======== TASK INPUT ========

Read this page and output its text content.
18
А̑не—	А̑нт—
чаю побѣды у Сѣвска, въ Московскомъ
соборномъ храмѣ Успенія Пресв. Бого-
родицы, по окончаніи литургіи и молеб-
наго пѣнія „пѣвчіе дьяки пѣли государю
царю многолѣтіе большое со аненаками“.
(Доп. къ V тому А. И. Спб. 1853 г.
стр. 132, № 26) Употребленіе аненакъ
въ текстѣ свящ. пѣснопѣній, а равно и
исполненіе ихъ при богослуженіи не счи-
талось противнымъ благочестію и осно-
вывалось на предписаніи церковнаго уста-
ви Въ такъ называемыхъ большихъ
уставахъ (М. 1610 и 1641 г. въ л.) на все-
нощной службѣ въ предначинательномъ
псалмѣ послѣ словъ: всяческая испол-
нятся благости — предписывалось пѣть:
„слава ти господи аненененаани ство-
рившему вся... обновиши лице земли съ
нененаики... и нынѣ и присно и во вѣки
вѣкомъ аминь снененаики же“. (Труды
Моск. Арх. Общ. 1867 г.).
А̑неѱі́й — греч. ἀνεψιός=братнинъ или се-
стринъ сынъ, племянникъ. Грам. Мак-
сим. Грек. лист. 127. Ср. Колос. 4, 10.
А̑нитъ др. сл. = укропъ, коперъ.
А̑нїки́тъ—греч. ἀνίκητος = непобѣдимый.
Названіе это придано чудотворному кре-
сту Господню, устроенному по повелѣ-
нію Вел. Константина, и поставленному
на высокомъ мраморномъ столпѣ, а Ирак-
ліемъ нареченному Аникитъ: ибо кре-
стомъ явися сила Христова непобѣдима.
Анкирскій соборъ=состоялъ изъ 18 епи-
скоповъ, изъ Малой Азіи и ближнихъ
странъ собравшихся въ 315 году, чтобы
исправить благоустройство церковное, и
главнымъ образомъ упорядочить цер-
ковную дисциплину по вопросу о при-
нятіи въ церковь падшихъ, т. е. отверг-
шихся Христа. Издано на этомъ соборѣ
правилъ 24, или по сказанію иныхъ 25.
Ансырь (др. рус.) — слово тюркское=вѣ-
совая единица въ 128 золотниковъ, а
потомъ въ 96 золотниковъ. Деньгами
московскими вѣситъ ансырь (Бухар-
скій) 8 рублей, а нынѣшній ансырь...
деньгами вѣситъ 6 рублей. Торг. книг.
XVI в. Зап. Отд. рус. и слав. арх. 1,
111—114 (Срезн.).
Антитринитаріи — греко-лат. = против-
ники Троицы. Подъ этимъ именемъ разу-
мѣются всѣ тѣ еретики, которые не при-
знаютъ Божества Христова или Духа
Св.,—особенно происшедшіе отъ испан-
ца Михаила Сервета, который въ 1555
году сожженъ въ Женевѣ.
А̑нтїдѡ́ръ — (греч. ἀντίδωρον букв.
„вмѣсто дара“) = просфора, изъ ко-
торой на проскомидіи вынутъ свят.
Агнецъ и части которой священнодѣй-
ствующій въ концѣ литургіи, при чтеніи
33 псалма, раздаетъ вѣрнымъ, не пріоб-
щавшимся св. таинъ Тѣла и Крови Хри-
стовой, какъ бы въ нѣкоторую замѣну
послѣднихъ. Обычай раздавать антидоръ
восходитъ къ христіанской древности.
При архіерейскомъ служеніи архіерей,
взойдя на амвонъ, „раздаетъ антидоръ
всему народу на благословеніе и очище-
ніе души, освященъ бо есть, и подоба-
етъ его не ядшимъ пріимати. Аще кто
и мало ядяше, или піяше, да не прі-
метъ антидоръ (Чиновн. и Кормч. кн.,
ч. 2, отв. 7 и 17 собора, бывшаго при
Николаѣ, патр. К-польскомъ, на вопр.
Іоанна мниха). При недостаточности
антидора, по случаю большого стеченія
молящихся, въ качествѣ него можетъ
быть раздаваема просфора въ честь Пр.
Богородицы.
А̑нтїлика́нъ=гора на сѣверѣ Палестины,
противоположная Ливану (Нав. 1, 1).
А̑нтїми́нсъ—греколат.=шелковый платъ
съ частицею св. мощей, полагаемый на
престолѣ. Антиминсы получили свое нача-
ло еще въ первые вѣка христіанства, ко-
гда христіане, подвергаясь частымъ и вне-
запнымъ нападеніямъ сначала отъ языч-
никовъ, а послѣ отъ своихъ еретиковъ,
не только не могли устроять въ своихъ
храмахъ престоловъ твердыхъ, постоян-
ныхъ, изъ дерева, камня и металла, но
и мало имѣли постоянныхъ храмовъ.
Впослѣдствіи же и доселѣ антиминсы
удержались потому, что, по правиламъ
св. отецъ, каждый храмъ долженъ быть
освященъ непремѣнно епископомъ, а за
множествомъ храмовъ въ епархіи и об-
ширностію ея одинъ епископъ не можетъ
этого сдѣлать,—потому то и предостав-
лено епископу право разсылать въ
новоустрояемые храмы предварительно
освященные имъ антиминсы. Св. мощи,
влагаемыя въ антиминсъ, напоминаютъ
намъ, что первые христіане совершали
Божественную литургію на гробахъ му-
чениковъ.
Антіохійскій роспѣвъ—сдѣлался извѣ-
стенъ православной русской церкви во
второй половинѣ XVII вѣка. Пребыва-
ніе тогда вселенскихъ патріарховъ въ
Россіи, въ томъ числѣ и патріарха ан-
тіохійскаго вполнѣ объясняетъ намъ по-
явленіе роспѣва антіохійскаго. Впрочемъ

========

THE TASK: Pick out and copy every line that contains the word "раздаетъ".

ANSWER TO THIS EXERCISE:
33 псалма, раздаетъ вѣрнымъ, не пріоб-
взойдя на амвонъ, „раздаетъ антидоръ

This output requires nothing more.